- **The task**: In the listing below, count the lines with "Feedback" and report only the figure.

- **Records shown**:
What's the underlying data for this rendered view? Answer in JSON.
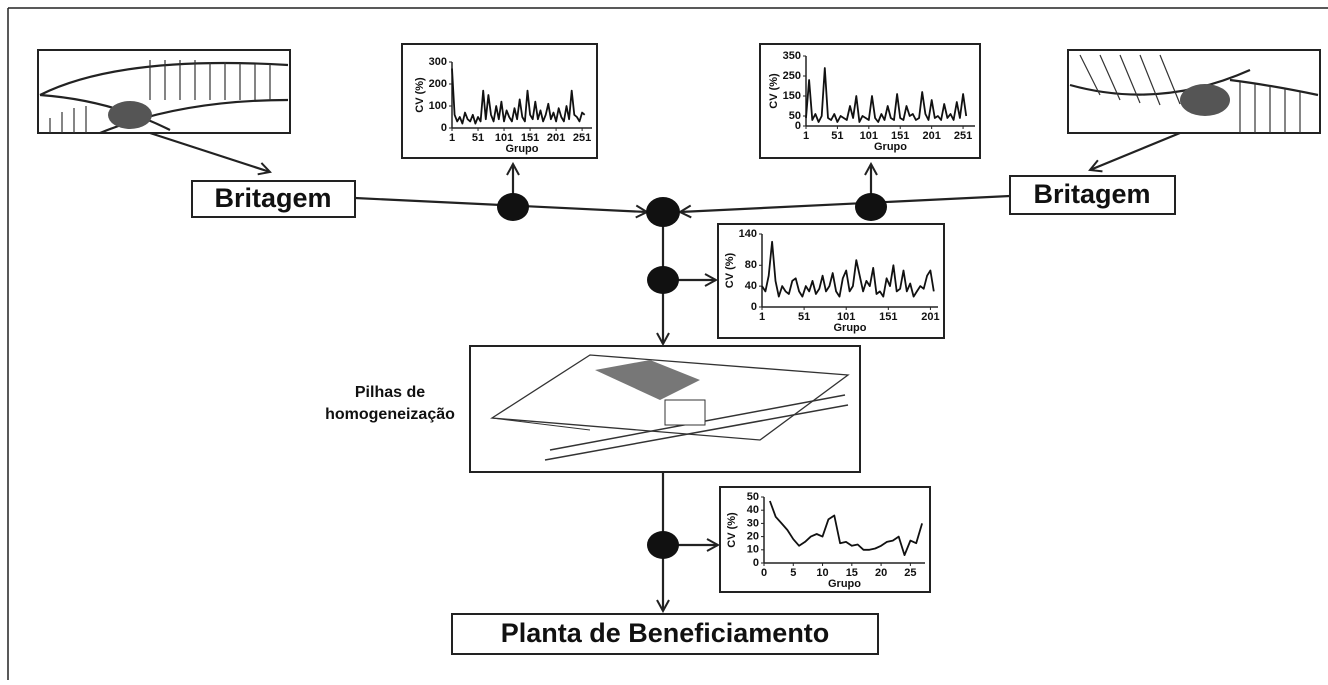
{
  "diagram": {
    "britagem_left": "Britagem",
    "britagem_right": "Britagem",
    "pilhas_line1": "Pilhas de",
    "pilhas_line2": "homogeneização",
    "planta": "Planta de Beneficiamento"
  },
  "chart_data": [
    {
      "type": "line",
      "ylabel": "CV (%)",
      "xlabel": "Grupo",
      "xlim": [
        1,
        270
      ],
      "ylim": [
        0,
        300
      ],
      "xticks": [
        1,
        51,
        101,
        151,
        201,
        251
      ],
      "yticks": [
        0,
        100,
        200,
        300
      ],
      "color": "#111111",
      "x": [
        1,
        6,
        11,
        16,
        21,
        26,
        31,
        36,
        41,
        46,
        51,
        56,
        61,
        66,
        71,
        76,
        81,
        86,
        91,
        96,
        101,
        106,
        111,
        116,
        121,
        126,
        131,
        136,
        141,
        146,
        151,
        156,
        161,
        166,
        171,
        176,
        181,
        186,
        191,
        196,
        201,
        206,
        211,
        216,
        221,
        226,
        231,
        236,
        241,
        246,
        251,
        256
      ],
      "values": [
        270,
        60,
        30,
        50,
        20,
        70,
        40,
        30,
        60,
        20,
        50,
        30,
        170,
        40,
        150,
        60,
        30,
        100,
        40,
        120,
        30,
        80,
        50,
        30,
        90,
        40,
        130,
        50,
        30,
        170,
        60,
        40,
        120,
        40,
        80,
        30,
        60,
        110,
        40,
        70,
        30,
        90,
        50,
        30,
        100,
        40,
        170,
        60,
        50,
        30,
        70,
        60
      ]
    },
    {
      "type": "line",
      "ylabel": "CV (%)",
      "xlabel": "Grupo",
      "xlim": [
        1,
        270
      ],
      "ylim": [
        0,
        350
      ],
      "xticks": [
        1,
        51,
        101,
        151,
        201,
        251
      ],
      "yticks": [
        0,
        50,
        150,
        250,
        350
      ],
      "color": "#111111",
      "x": [
        1,
        6,
        11,
        16,
        21,
        26,
        31,
        36,
        41,
        46,
        51,
        56,
        61,
        66,
        71,
        76,
        81,
        86,
        91,
        96,
        101,
        106,
        111,
        116,
        121,
        126,
        131,
        136,
        141,
        146,
        151,
        156,
        161,
        166,
        171,
        176,
        181,
        186,
        191,
        196,
        201,
        206,
        211,
        216,
        221,
        226,
        231,
        236,
        241,
        246,
        251,
        256
      ],
      "values": [
        40,
        230,
        30,
        60,
        20,
        50,
        290,
        40,
        30,
        60,
        20,
        50,
        40,
        30,
        100,
        40,
        150,
        20,
        50,
        40,
        30,
        150,
        40,
        20,
        60,
        30,
        100,
        40,
        30,
        160,
        40,
        30,
        100,
        50,
        60,
        30,
        40,
        170,
        60,
        30,
        130,
        40,
        50,
        30,
        110,
        40,
        60,
        30,
        120,
        40,
        160,
        50
      ]
    },
    {
      "type": "line",
      "ylabel": "CV (%)",
      "xlabel": "Grupo",
      "xlim": [
        1,
        210
      ],
      "ylim": [
        0,
        140
      ],
      "xticks": [
        1,
        51,
        101,
        151,
        201
      ],
      "yticks": [
        0,
        40,
        80,
        140
      ],
      "color": "#111111",
      "x": [
        1,
        5,
        9,
        13,
        17,
        21,
        25,
        29,
        33,
        37,
        41,
        45,
        49,
        53,
        57,
        61,
        65,
        69,
        73,
        77,
        81,
        85,
        89,
        93,
        97,
        101,
        105,
        109,
        113,
        117,
        121,
        125,
        129,
        133,
        137,
        141,
        145,
        149,
        153,
        157,
        161,
        165,
        169,
        173,
        177,
        181,
        185,
        189,
        193,
        197,
        201,
        205
      ],
      "values": [
        40,
        30,
        60,
        125,
        50,
        20,
        40,
        30,
        25,
        50,
        55,
        30,
        20,
        40,
        30,
        50,
        25,
        35,
        60,
        30,
        40,
        65,
        30,
        20,
        55,
        70,
        30,
        40,
        90,
        60,
        30,
        50,
        40,
        75,
        25,
        30,
        20,
        55,
        40,
        80,
        30,
        35,
        70,
        30,
        45,
        20,
        30,
        40,
        35,
        60,
        70,
        30
      ]
    },
    {
      "type": "line",
      "ylabel": "CV (%)",
      "xlabel": "Grupo",
      "xlim": [
        0,
        27.5
      ],
      "ylim": [
        0,
        50
      ],
      "xticks": [
        0,
        5,
        10,
        15,
        20,
        25
      ],
      "yticks": [
        0,
        10,
        20,
        30,
        40,
        50
      ],
      "color": "#111111",
      "x": [
        1,
        2,
        3,
        4,
        5,
        6,
        7,
        8,
        9,
        10,
        11,
        12,
        13,
        14,
        15,
        16,
        17,
        18,
        19,
        20,
        21,
        22,
        23,
        24,
        25,
        26,
        27
      ],
      "values": [
        47,
        35,
        30,
        25,
        18,
        13,
        16,
        20,
        22,
        20,
        33,
        36,
        15,
        16,
        13,
        14,
        10,
        10,
        11,
        13,
        16,
        17,
        20,
        6,
        17,
        15,
        30
      ]
    }
  ]
}
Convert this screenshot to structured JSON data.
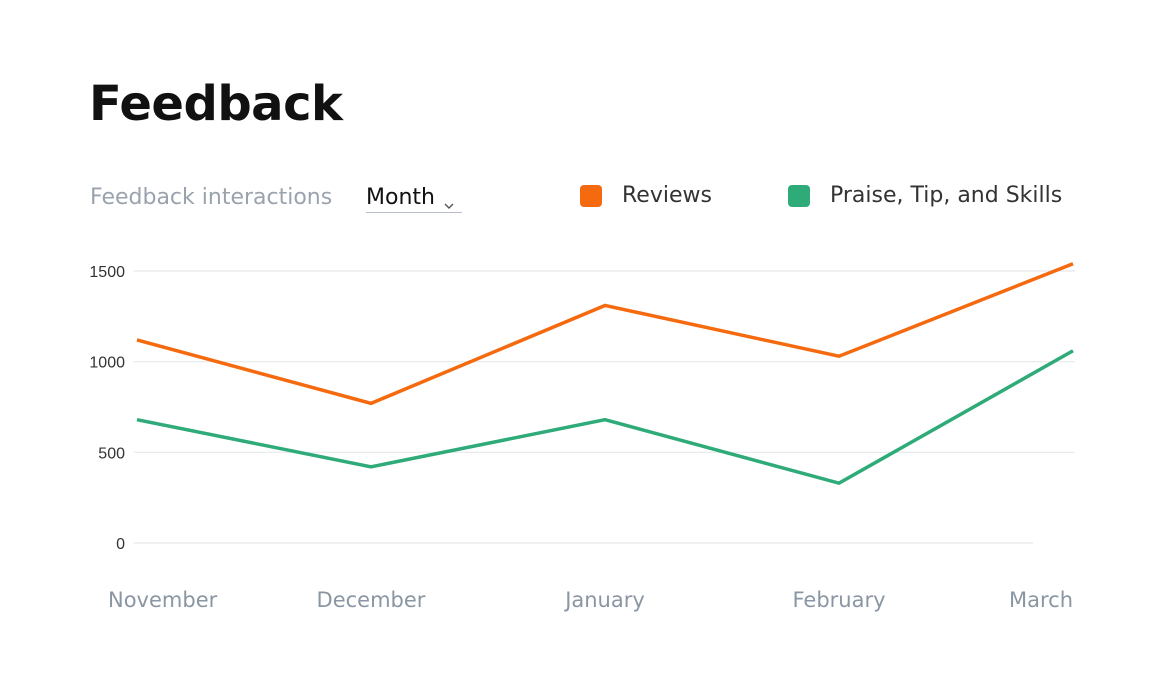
{
  "header": {
    "title": "Feedback"
  },
  "controls": {
    "label": "Feedback interactions",
    "period_value": "Month",
    "period_icon": "chevron-down-icon"
  },
  "colors": {
    "reviews": "#f56a0f",
    "praise": "#2eab78",
    "grid": "#e6e8ea",
    "tick_y": "#333333",
    "tick_x": "#8a96a3"
  },
  "chart_data": {
    "type": "line",
    "categories": [
      "November",
      "December",
      "January",
      "February",
      "March"
    ],
    "series": [
      {
        "name": "Reviews",
        "color": "#f56a0f",
        "values": [
          1120,
          770,
          1310,
          1030,
          1540
        ]
      },
      {
        "name": "Praise, Tip, and Skills",
        "color": "#2eab78",
        "values": [
          680,
          420,
          680,
          330,
          1060
        ]
      }
    ],
    "yticks": [
      0,
      500,
      1000,
      1500
    ],
    "ylim": [
      0,
      1500
    ],
    "grid": true,
    "legend_position": "top-right",
    "title": "",
    "xlabel": "",
    "ylabel": ""
  }
}
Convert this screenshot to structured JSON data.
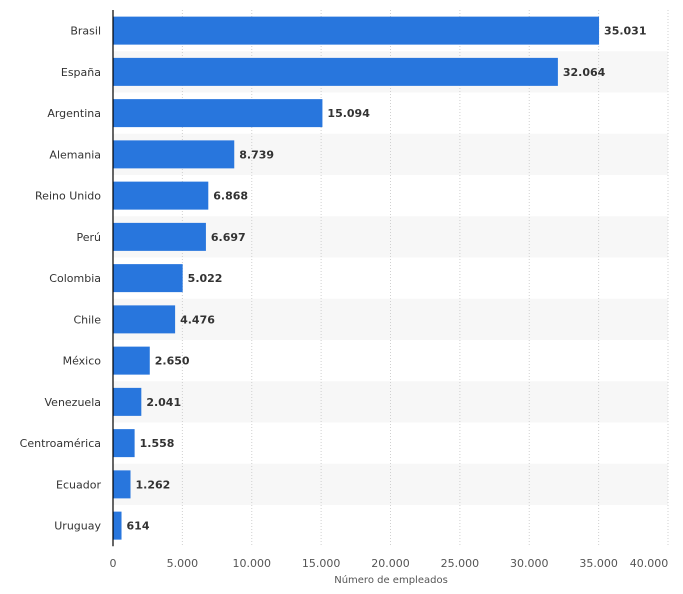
{
  "chart_data": {
    "type": "bar",
    "orientation": "horizontal",
    "categories": [
      "Brasil",
      "España",
      "Argentina",
      "Alemania",
      "Reino Unido",
      "Perú",
      "Colombia",
      "Chile",
      "México",
      "Venezuela",
      "Centroamérica",
      "Ecuador",
      "Uruguay"
    ],
    "values": [
      35031,
      32064,
      15094,
      8739,
      6868,
      6697,
      5022,
      4476,
      2650,
      2041,
      1558,
      1262,
      614
    ],
    "value_labels": [
      "35.031",
      "32.064",
      "15.094",
      "8.739",
      "6.868",
      "6.697",
      "5.022",
      "4.476",
      "2.650",
      "2.041",
      "1.558",
      "1.262",
      "614"
    ],
    "xlabel": "Número de empleados",
    "ylabel": "",
    "xlim": [
      0,
      40000
    ],
    "x_ticks": [
      0,
      5000,
      10000,
      15000,
      20000,
      25000,
      30000,
      35000,
      40000
    ],
    "x_tick_labels": [
      "0",
      "5.000",
      "10.000",
      "15.000",
      "20.000",
      "25.000",
      "30.000",
      "35.000",
      "40.000"
    ],
    "grid": "vertical dotted",
    "colors": {
      "bar": "#2876dd",
      "stripe": "#f7f7f7",
      "grid": "#d0d0d0"
    }
  }
}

- **Output for this task**: 2